Please restate the following records word for word.

### Records excerpted from a collection
========

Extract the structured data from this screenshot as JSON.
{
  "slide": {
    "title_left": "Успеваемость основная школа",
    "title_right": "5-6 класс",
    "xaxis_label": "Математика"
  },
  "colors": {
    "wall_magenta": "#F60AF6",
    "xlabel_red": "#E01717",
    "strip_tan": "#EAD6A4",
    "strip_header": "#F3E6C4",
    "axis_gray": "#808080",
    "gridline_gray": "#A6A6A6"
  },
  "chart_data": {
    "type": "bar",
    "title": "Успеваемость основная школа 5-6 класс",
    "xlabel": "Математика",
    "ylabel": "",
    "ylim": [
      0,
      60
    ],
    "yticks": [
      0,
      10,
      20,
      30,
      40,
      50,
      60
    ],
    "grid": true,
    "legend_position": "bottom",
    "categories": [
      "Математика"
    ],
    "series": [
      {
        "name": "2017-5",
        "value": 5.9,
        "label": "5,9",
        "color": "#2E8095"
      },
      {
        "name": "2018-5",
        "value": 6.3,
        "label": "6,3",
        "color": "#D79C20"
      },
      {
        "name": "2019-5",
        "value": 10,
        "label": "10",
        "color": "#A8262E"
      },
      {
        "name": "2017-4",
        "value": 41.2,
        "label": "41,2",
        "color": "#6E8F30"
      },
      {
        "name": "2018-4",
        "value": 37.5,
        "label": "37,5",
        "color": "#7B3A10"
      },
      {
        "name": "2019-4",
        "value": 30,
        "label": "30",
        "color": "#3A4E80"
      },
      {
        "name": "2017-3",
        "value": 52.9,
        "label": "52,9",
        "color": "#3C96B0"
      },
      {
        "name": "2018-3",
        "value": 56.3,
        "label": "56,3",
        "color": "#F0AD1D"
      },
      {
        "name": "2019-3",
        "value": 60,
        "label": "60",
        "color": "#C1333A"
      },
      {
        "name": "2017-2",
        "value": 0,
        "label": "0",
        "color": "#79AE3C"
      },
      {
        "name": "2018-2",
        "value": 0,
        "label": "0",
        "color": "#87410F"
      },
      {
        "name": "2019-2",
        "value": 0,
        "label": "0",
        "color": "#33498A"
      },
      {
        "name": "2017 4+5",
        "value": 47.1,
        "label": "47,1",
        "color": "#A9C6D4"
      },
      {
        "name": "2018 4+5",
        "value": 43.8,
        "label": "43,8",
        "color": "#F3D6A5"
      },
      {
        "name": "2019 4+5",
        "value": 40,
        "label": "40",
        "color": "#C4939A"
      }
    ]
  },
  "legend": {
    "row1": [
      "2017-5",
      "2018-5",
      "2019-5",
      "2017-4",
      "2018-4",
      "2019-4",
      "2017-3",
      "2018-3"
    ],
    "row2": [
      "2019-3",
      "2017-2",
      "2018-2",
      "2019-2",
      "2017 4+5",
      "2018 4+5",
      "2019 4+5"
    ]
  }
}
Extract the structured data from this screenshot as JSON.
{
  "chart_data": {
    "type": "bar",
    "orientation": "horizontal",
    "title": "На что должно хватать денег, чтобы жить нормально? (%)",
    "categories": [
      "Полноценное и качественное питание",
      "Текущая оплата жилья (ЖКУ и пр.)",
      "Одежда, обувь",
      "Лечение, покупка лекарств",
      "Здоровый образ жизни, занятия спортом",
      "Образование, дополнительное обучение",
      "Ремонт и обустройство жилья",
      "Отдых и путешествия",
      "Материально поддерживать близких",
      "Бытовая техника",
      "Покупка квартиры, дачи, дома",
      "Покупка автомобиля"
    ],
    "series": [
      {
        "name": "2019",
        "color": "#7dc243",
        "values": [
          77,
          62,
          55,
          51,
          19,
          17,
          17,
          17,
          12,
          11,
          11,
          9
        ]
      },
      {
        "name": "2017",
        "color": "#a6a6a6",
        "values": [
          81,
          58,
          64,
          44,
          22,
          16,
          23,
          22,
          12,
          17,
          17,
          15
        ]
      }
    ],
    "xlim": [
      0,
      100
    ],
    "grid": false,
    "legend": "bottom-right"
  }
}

========

### Problem solution
Extract the structured data from this screenshot as JSON.
{
  "slide": {
    "title_left": "Успеваемость основная школа",
    "title_right": "5-6 класс",
    "xaxis_label": "Математика"
  },
  "colors": {
    "wall_magenta": "#F60AF6",
    "xlabel_red": "#E01717",
    "strip_tan": "#EAD6A4",
    "strip_header": "#F3E6C4",
    "axis_gray": "#808080",
    "gridline_gray": "#A6A6A6"
  },
  "chart_data": {
    "type": "bar",
    "title": "Успеваемость основная школа 5-6 класс",
    "xlabel": "Математика",
    "ylabel": "",
    "ylim": [
      0,
      60
    ],
    "yticks": [
      0,
      10,
      20,
      30,
      40,
      50,
      60
    ],
    "grid": true,
    "legend_position": "bottom",
    "categories": [
      "Математика"
    ],
    "series": [
      {
        "name": "2017-5",
        "value": 5.9,
        "label": "5,9",
        "color": "#2E8095"
      },
      {
        "name": "2018-5",
        "value": 6.3,
        "label": "6,3",
        "color": "#D79C20"
      },
      {
        "name": "2019-5",
        "value": 10,
        "label": "10",
        "color": "#A8262E"
      },
      {
        "name": "2017-4",
        "value": 41.2,
        "label": "41,2",
        "color": "#6E8F30"
      },
      {
        "name": "2018-4",
        "value": 37.5,
        "label": "37,5",
        "color": "#7B3A10"
      },
      {
        "name": "2019-4",
        "value": 30,
        "label": "30",
        "color": "#3A4E80"
      },
      {
        "name": "2017-3",
        "value": 52.9,
        "label": "52,9",
        "color": "#3C96B0"
      },
      {
        "name": "2018-3",
        "value": 56.3,
        "label": "56,3",
        "color": "#F0AD1D"
      },
      {
        "name": "2019-3",
        "value": 60,
        "label": "60",
        "color": "#C1333A"
      },
      {
        "name": "2017-2",
        "value": 0,
        "label": "0",
        "color": "#79AE3C"
      },
      {
        "name": "2018-2",
        "value": 0,
        "label": "0",
        "color": "#87410F"
      },
      {
        "name": "2019-2",
        "value": 0,
        "label": "0",
        "color": "#33498A"
      },
      {
        "name": "2017 4+5",
        "value": 47.1,
        "label": "47,1",
        "color": "#A9C6D4"
      },
      {
        "name": "2018 4+5",
        "value": 43.8,
        "label": "43,8",
        "color": "#F3D6A5"
      },
      {
        "name": "2019 4+5",
        "value": 40,
        "label": "40",
        "color": "#C4939A"
      }
    ]
  },
  "legend": {
    "row1": [
      "2017-5",
      "2018-5",
      "2019-5",
      "2017-4",
      "2018-4",
      "2019-4",
      "2017-3",
      "2018-3"
    ],
    "row2": [
      "2019-3",
      "2017-2",
      "2018-2",
      "2019-2",
      "2017 4+5",
      "2018 4+5",
      "2019 4+5"
    ]
  }
}
Extract the structured data from this screenshot as JSON.
{
  "chart_data": {
    "type": "bar",
    "orientation": "horizontal",
    "title": "На что должно хватать денег, чтобы жить нормально? (%)",
    "categories": [
      "Полноценное и качественное питание",
      "Текущая оплата жилья (ЖКУ и пр.)",
      "Одежда, обувь",
      "Лечение, покупка лекарств",
      "Здоровый образ жизни, занятия спортом",
      "Образование, дополнительное обучение",
      "Ремонт и обустройство жилья",
      "Отдых и путешествия",
      "Материально поддерживать близких",
      "Бытовая техника",
      "Покупка квартиры, дачи, дома",
      "Покупка автомобиля"
    ],
    "series": [
      {
        "name": "2019",
        "color": "#7dc243",
        "values": [
          77,
          62,
          55,
          51,
          19,
          17,
          17,
          17,
          12,
          11,
          11,
          9
        ]
      },
      {
        "name": "2017",
        "color": "#a6a6a6",
        "values": [
          81,
          58,
          64,
          44,
          22,
          16,
          23,
          22,
          12,
          17,
          17,
          15
        ]
      }
    ],
    "xlim": [
      0,
      100
    ],
    "grid": false,
    "legend": "bottom-right"
  }
}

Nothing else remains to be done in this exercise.